What is being asked: Copy out every record below, word for word.

-- begin --

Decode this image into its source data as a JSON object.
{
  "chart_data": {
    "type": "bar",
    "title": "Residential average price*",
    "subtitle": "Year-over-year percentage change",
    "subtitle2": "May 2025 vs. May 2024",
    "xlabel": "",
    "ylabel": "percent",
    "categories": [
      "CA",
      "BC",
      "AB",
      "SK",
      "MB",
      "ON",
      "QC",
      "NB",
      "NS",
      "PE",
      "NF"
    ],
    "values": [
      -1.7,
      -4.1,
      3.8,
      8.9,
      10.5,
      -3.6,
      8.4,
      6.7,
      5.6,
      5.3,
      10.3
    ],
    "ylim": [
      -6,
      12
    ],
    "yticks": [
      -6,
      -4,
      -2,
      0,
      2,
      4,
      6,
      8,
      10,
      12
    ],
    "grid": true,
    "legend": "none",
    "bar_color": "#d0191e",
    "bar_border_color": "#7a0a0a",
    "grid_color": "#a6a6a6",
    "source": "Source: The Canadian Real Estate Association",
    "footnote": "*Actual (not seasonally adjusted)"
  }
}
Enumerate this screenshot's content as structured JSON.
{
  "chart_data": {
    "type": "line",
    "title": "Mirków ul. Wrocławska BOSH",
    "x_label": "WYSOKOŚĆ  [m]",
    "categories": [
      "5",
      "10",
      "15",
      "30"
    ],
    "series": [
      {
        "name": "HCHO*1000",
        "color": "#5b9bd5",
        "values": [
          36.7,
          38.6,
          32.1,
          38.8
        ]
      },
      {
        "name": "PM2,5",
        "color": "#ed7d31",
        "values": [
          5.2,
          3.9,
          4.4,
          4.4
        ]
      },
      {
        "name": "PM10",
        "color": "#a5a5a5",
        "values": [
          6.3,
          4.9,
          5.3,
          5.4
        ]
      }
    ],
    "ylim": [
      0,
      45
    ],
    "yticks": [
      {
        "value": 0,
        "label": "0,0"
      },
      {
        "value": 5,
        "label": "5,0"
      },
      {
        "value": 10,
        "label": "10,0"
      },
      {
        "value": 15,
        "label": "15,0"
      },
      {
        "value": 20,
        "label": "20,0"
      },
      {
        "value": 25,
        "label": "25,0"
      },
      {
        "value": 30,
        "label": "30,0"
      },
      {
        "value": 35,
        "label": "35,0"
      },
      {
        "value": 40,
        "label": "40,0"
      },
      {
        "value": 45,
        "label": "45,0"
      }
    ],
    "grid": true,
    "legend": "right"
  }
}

-- end --

Written solution:
Decode this image into its source data as a JSON object.
{
  "chart_data": {
    "type": "bar",
    "title": "Residential average price*",
    "subtitle": "Year-over-year percentage change",
    "subtitle2": "May 2025 vs. May 2024",
    "xlabel": "",
    "ylabel": "percent",
    "categories": [
      "CA",
      "BC",
      "AB",
      "SK",
      "MB",
      "ON",
      "QC",
      "NB",
      "NS",
      "PE",
      "NF"
    ],
    "values": [
      -1.7,
      -4.1,
      3.8,
      8.9,
      10.5,
      -3.6,
      8.4,
      6.7,
      5.6,
      5.3,
      10.3
    ],
    "ylim": [
      -6,
      12
    ],
    "yticks": [
      -6,
      -4,
      -2,
      0,
      2,
      4,
      6,
      8,
      10,
      12
    ],
    "grid": true,
    "legend": "none",
    "bar_color": "#d0191e",
    "bar_border_color": "#7a0a0a",
    "grid_color": "#a6a6a6",
    "source": "Source: The Canadian Real Estate Association",
    "footnote": "*Actual (not seasonally adjusted)"
  }
}
Enumerate this screenshot's content as structured JSON.
{
  "chart_data": {
    "type": "line",
    "title": "Mirków ul. Wrocławska BOSH",
    "x_label": "WYSOKOŚĆ  [m]",
    "categories": [
      "5",
      "10",
      "15",
      "30"
    ],
    "series": [
      {
        "name": "HCHO*1000",
        "color": "#5b9bd5",
        "values": [
          36.7,
          38.6,
          32.1,
          38.8
        ]
      },
      {
        "name": "PM2,5",
        "color": "#ed7d31",
        "values": [
          5.2,
          3.9,
          4.4,
          4.4
        ]
      },
      {
        "name": "PM10",
        "color": "#a5a5a5",
        "values": [
          6.3,
          4.9,
          5.3,
          5.4
        ]
      }
    ],
    "ylim": [
      0,
      45
    ],
    "yticks": [
      {
        "value": 0,
        "label": "0,0"
      },
      {
        "value": 5,
        "label": "5,0"
      },
      {
        "value": 10,
        "label": "10,0"
      },
      {
        "value": 15,
        "label": "15,0"
      },
      {
        "value": 20,
        "label": "20,0"
      },
      {
        "value": 25,
        "label": "25,0"
      },
      {
        "value": 30,
        "label": "30,0"
      },
      {
        "value": 35,
        "label": "35,0"
      },
      {
        "value": 40,
        "label": "40,0"
      },
      {
        "value": 45,
        "label": "45,0"
      }
    ],
    "grid": true,
    "legend": "right"
  }
}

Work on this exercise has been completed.